◆ **What is expected**: Lay out every line of the items below as a Markdown table with two columns, Row and Line, numbering the rows and skipping blank lines. Leave the pictures out of the answer.

Element boundary records:
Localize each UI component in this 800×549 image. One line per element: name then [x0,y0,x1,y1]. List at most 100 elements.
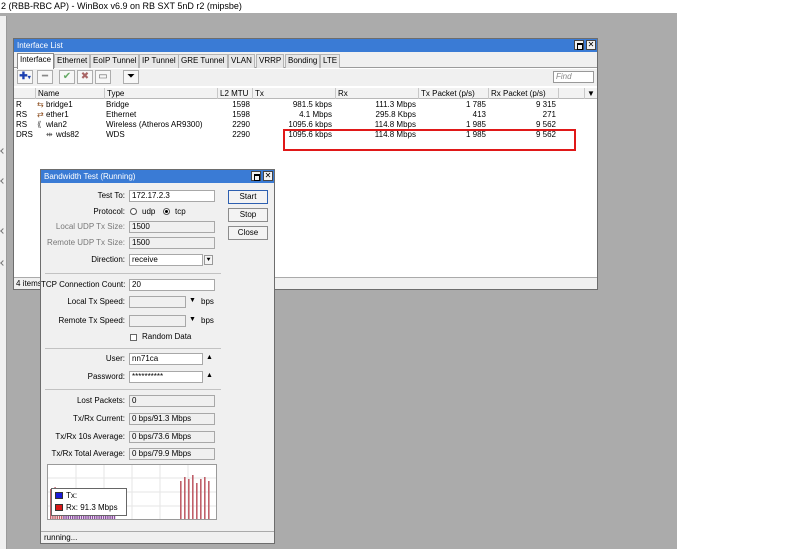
row-flags: R [16,100,22,109]
tab-bonding[interactable]: Bonding [285,54,321,68]
protocol-udp-label: udp [142,207,156,216]
tab-interface[interactable]: Interface [17,53,55,69]
column-name[interactable]: Name [35,88,104,99]
tab-ip-tunnel[interactable]: IP Tunnel [139,54,179,68]
table-row[interactable]: RS ⇄ ether1 Ethernet 1598 4.1 Mbps 295.8… [14,110,597,120]
left-menu-strip[interactable] [0,16,7,549]
bridge-icon: ⇆ [37,100,44,109]
rx-bar [208,481,210,519]
tcp-connection-count-input[interactable]: 20 [129,279,215,291]
txrx-current-value: 0 bps/91.3 Mbps [129,413,215,425]
row-type: Bridge [106,100,130,109]
tab-lte[interactable]: LTE [320,54,341,68]
find-input[interactable]: Find [553,71,594,83]
random-data-label: Random Data [142,332,192,341]
tab-ethernet[interactable]: Ethernet [54,54,91,68]
column-flags[interactable] [14,88,35,99]
close-button[interactable]: Close [228,226,268,240]
tab-eoip-tunnel[interactable]: EoIP Tunnel [90,54,140,68]
ethernet-icon: ⇄ [37,110,44,119]
collapse-arrow-icon[interactable]: ▲ [205,371,214,381]
restore-button[interactable] [574,40,584,50]
row-l2mtu: 2290 [232,120,250,129]
protocol-tcp-radio[interactable] [163,208,170,215]
protocol-udp-radio[interactable] [130,208,137,215]
row-l2mtu: 1598 [232,100,250,109]
chevron-icon [0,178,6,184]
local-tx-speed-input[interactable] [129,296,186,308]
column-spacer [558,88,584,99]
local-tx-speed-label: Local Tx Speed: [67,297,125,306]
rx-bar [204,477,206,519]
comment-button[interactable]: ▭ [95,70,111,84]
local-udp-tx-size-input[interactable]: 1500 [129,221,215,233]
row-flags: RS [16,110,28,119]
remote-udp-tx-size-input[interactable]: 1500 [129,237,215,249]
row-flags: RS [16,120,28,129]
dropdown-arrow-icon[interactable]: ▼ [188,315,197,325]
interface-tabs: Interface Ethernet EoIP Tunnel IP Tunnel… [14,52,597,69]
row-tx-packet: 413 [472,110,486,119]
columns-menu-button[interactable]: ▼ [584,88,597,99]
interface-list-titlebar[interactable]: Interface List [14,39,597,52]
wireless-icon: ⟪ [37,120,42,129]
row-tx: 981.5 kbps [292,100,332,109]
dropdown-arrow-icon[interactable]: ▼ [188,296,197,306]
txrx-current-label: Tx/Rx Current: [72,414,125,423]
row-name: bridge1 [46,100,73,109]
highlight-annotation [283,129,576,151]
row-name: wds82 [56,130,80,139]
filter-button[interactable]: ⏷ [123,70,139,84]
tab-vrrp[interactable]: VRRP [256,54,285,68]
rx-bar [184,477,186,519]
divider [45,389,221,390]
enable-button[interactable]: ✔ [59,70,75,84]
graph-legend: Tx: Rx: 91.3 Mbps [51,488,127,516]
user-input[interactable]: nn71ca [129,353,203,365]
chevron-icon [0,148,6,154]
bandwidth-graph: Tx: Rx: 91.3 Mbps [47,464,217,520]
column-l2mtu[interactable]: L2 MTU [217,88,252,99]
start-button[interactable]: Start [228,190,268,204]
table-row[interactable]: R ⇆ bridge1 Bridge 1598 981.5 kbps 111.3… [14,100,597,110]
remote-udp-tx-size-label: Remote UDP Tx Size: [47,238,125,247]
main-window-title: 2 (RBB-RBC AP) - WinBox v6.9 on RB SXT 5… [0,0,677,13]
password-label: Password: [87,372,125,381]
remote-tx-speed-input[interactable] [129,315,186,327]
wds-icon: ⇹ [46,130,53,139]
row-rx-packet: 9 315 [535,100,556,109]
txrx-10s-average-value: 0 bps/73.6 Mbps [129,431,215,443]
row-rx: 295.8 Kbps [375,110,416,119]
random-data-checkbox[interactable] [130,334,137,341]
row-name: ether1 [46,110,69,119]
stop-button[interactable]: Stop [228,208,268,222]
remove-button[interactable]: ━ [37,70,53,84]
local-udp-tx-size-label: Local UDP Tx Size: [55,222,125,231]
column-rx-packet[interactable]: Rx Packet (p/s) [488,88,558,99]
dropdown-arrow-icon: ▼ [587,89,595,98]
disable-button[interactable]: ✖ [77,70,93,84]
collapse-arrow-icon[interactable]: ▲ [205,353,214,363]
password-input[interactable]: ********** [129,371,203,383]
protocol-tcp-label: tcp [175,207,186,216]
direction-select[interactable]: receive [129,254,203,266]
column-type[interactable]: Type [104,88,217,99]
close-button[interactable]: ✕ [586,40,596,50]
dropdown-arrow-icon[interactable]: ⯆ [204,255,213,265]
column-tx[interactable]: Tx [252,88,335,99]
test-to-input[interactable]: 172.17.2.3 [129,190,215,202]
close-window-button[interactable]: ✕ [263,171,273,181]
rx-bar [188,479,190,519]
bandwidth-test-title: Bandwidth Test (Running) [44,172,136,181]
row-type: Wireless (Atheros AR9300) [106,120,203,129]
restore-button[interactable] [251,171,261,181]
tab-gre-tunnel[interactable]: GRE Tunnel [178,54,228,68]
column-rx[interactable]: Rx [335,88,418,99]
table-header: Name Type L2 MTU Tx Rx Tx Packet (p/s) R… [14,88,597,99]
tab-vlan[interactable]: VLAN [228,54,255,68]
divider [45,273,221,274]
tx-legend-swatch [55,492,63,499]
column-tx-packet[interactable]: Tx Packet (p/s) [418,88,488,99]
bandwidth-test-titlebar[interactable]: Bandwidth Test (Running) [41,170,274,183]
add-button[interactable]: ✚▾ [17,70,33,84]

◆ **Solution**:
| Row | Line |
|---|---|
| 1 | Localize each UI component in this 800×549 image. One line per element: name then [x0,y0,x1,y1]. List at most 100 elements. |
| 2 | row-flags: R [16,100,22,109] |
| 3 | tab-bonding[interactable]: Bonding [285,54,321,68] |
| 4 | protocol-udp-label: udp [142,207,156,216] |
| 5 | tab-interface[interactable]: Interface [17,53,55,69] |
| 6 | column-name[interactable]: Name [35,88,104,99] |
| 7 | tab-ip-tunnel[interactable]: IP Tunnel [139,54,179,68] |
| 8 | table-row[interactable]: RS ⇄ ether1 Ethernet 1598 4.1 Mbps 295.8… [14,110,597,120] |
| 9 | left-menu-strip[interactable] [0,16,7,549] |
| 10 | bridge-icon: ⇆ [37,100,44,109] |
| 11 | rx-bar [208,481,210,519] |
| 12 | tcp-connection-count-input[interactable]: 20 [129,279,215,291] |
| 13 | txrx-current-value: 0 bps/91.3 Mbps [129,413,215,425] |
| 14 | row-type: Bridge [106,100,130,109] |
| 15 | tab-lte[interactable]: LTE [320,54,341,68] |
| 16 | find-input[interactable]: Find [553,71,594,83] |
| 17 | random-data-label: Random Data [142,332,192,341] |
| 18 | tab-ethernet[interactable]: Ethernet [54,54,91,68] |
| 19 | column-flags[interactable] [14,88,35,99] |
| 20 | close-button[interactable]: Close [228,226,268,240] |
| 21 | tab-eoip-tunnel[interactable]: EoIP Tunnel [90,54,140,68] |
| 22 | ethernet-icon: ⇄ [37,110,44,119] |
| 23 | collapse-arrow-icon[interactable]: ▲ [205,371,214,381] |
| 24 | restore-button[interactable] [574,40,584,50] |
| 25 | row-l2mtu: 2290 [232,120,250,129] |
| 26 | protocol-tcp-radio[interactable] [163,208,170,215] |
| 27 | protocol-udp-radio[interactable] [130,208,137,215] |
| 28 | row-l2mtu: 1598 [232,100,250,109] |
| 29 | chevron-icon [0,178,6,184] |
| 30 | local-tx-speed-input[interactable] [129,296,186,308] |
| 31 | column-spacer [558,88,584,99] |
| 32 | local-tx-speed-label: Local Tx Speed: [67,297,125,306] |
| 33 | rx-bar [204,477,206,519] |
| 34 | comment-button[interactable]: ▭ [95,70,111,84] |
| 35 | local-udp-tx-size-input[interactable]: 1500 [129,221,215,233] |
| 36 | row-flags: RS [16,110,28,119] |
| 37 | remote-udp-tx-size-input[interactable]: 1500 [129,237,215,249] |
| 38 | row-flags: RS [16,120,28,129] |
| 39 | dropdown-arrow-icon[interactable]: ▼ [188,315,197,325] |
| 40 | interface-tabs: Interface Ethernet EoIP Tunnel IP Tunnel… [14,52,597,69] |
| 41 | row-tx-packet: 413 [472,110,486,119] |
| 42 | columns-menu-button[interactable]: ▼ [584,88,597,99] |
| 43 | interface-list-titlebar[interactable]: Interface List [14,39,597,52] |
| 44 | wireless-icon: ⟪ [37,120,42,129] |
| 45 | row-tx: 981.5 kbps [292,100,332,109] |
| 46 | dropdown-arrow-icon[interactable]: ▼ [188,296,197,306] |
| 47 | txrx-current-label: Tx/Rx Current: [72,414,125,423] |
| 48 | row-name: bridge1 [46,100,73,109] |
| 49 | highlight-annotation [283,129,576,151] |
| 50 | row-name: wds82 [56,130,80,139] |
| 51 | filter-button[interactable]: ⏷ [123,70,139,84] |
| 52 | tab-vrrp[interactable]: VRRP [256,54,285,68] |
| 53 | rx-bar [184,477,186,519] |
| 54 | divider [45,389,221,390] |
| 55 | enable-button[interactable]: ✔ [59,70,75,84] |
| 56 | graph-legend: Tx: Rx: 91.3 Mbps [51,488,127,516] |
| 57 | user-input[interactable]: nn71ca [129,353,203,365] |
| 58 | chevron-icon [0,148,6,154] |
| 59 | bandwidth-graph: Tx: Rx: 91.3 Mbps [47,464,217,520] |
| 60 | column-l2mtu[interactable]: L2 MTU [217,88,252,99] |
| 61 | start-button[interactable]: Start [228,190,268,204] |
| 62 | table-row[interactable]: R ⇆ bridge1 Bridge 1598 981.5 kbps 111.3… [14,100,597,110] |
| 63 | remote-udp-tx-size-label: Remote UDP Tx Size: [47,238,125,247] |
| 64 | main-window-title: 2 (RBB-RBC AP) - WinBox v6.9 on RB SXT 5… [0,0,677,13] |
| 65 | password-label: Password: [87,372,125,381] |
| 66 | remote-tx-speed-input[interactable] [129,315,186,327] |
| 67 | wds-icon: ⇹ [46,130,53,139] |
| 68 | row-rx-packet: 9 315 [535,100,556,109] |
| 69 | txrx-10s-average-value: 0 bps/73.6 Mbps [129,431,215,443] |
| 70 | row-rx: 295.8 Kbps [375,110,416,119] |
| 71 | random-data-checkbox[interactable] [130,334,137,341] |
| 72 | row-name: ether1 [46,110,69,119] |
| 73 | stop-button[interactable]: Stop [228,208,268,222] |
| 74 | remove-button[interactable]: ━ [37,70,53,84] |
| 75 | local-udp-tx-size-label: Local UDP Tx Size: [55,222,125,231] |
| 76 | column-rx-packet[interactable]: Rx Packet (p/s) [488,88,558,99] |
| 77 | dropdown-arrow-icon: ▼ [587,89,595,98] |
| 78 | disable-button[interactable]: ✖ [77,70,93,84] |
| 79 | collapse-arrow-icon[interactable]: ▲ [205,353,214,363] |
| 80 | password-input[interactable]: ********** [129,371,203,383] |
| 81 | protocol-tcp-label: tcp [175,207,186,216] |
| 82 | direction-select[interactable]: receive [129,254,203,266] |
| 83 | column-type[interactable]: Type [104,88,217,99] |
| 84 | close-button[interactable]: ✕ [586,40,596,50] |
| 85 | dropdown-arrow-icon[interactable]: ⯆ [204,255,213,265] |
| 86 | column-tx[interactable]: Tx [252,88,335,99] |
| 87 | test-to-input[interactable]: 172.17.2.3 [129,190,215,202] |
| 88 | close-window-button[interactable]: ✕ [263,171,273,181] |
| 89 | rx-bar [188,479,190,519] |
| 90 | bandwidth-test-title: Bandwidth Test (Running) [44,172,136,181] |
| 91 | row-type: Wireless (Atheros AR9300) [106,120,203,129] |
| 92 | restore-button[interactable] [251,171,261,181] |
| 93 | tab-gre-tunnel[interactable]: GRE Tunnel [178,54,228,68] |
| 94 | column-rx[interactable]: Rx [335,88,418,99] |
| 95 | table-header: Name Type L2 MTU Tx Rx Tx Packet (p/s) R… [14,88,597,99] |
| 96 | tab-vlan[interactable]: VLAN [228,54,255,68] |
| 97 | divider [45,273,221,274] |
| 98 | tx-legend-swatch [55,492,63,499] |
| 99 | column-tx-packet[interactable]: Tx Packet (p/s) [418,88,488,99] |
| 100 | bandwidth-test-titlebar[interactable]: Bandwidth Test (Running) [41,170,274,183] |
| 101 | add-button[interactable]: ✚▾ [17,70,33,84] |